* Objective *
State the number of lines that hold the string "Нальчик", with nothing added.

Source records
--
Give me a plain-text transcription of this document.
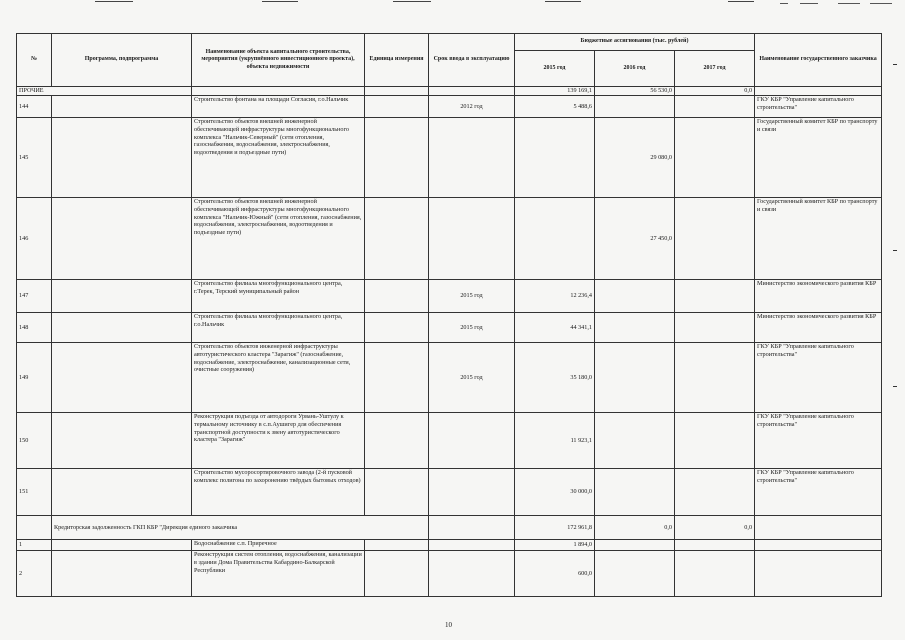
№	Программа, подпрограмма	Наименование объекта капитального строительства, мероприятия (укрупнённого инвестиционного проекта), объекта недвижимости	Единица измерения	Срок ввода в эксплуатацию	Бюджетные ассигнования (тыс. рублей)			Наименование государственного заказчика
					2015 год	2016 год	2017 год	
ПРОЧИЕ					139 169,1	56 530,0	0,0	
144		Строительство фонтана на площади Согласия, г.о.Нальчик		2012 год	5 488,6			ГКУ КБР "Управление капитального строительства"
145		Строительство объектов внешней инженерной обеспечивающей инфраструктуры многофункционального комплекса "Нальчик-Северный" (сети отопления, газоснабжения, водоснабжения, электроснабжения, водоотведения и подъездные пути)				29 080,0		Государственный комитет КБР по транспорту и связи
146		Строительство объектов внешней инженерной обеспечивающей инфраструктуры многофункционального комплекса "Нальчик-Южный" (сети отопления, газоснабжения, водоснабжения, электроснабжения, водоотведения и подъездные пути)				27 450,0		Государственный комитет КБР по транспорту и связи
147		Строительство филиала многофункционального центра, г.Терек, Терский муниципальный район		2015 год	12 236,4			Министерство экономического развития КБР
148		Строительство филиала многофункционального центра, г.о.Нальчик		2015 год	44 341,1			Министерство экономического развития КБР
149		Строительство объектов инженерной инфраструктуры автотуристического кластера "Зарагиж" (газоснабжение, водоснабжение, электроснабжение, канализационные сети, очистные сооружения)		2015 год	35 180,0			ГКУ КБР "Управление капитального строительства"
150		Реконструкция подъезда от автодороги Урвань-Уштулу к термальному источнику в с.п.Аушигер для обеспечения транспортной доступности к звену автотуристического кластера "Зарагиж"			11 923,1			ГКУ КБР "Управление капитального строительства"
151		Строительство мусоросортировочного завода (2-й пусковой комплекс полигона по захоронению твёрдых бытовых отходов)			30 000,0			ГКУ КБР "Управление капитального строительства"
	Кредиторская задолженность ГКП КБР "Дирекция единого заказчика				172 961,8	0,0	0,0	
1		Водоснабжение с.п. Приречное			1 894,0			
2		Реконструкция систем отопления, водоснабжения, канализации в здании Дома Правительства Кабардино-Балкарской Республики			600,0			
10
--
* Output of the exercise *
4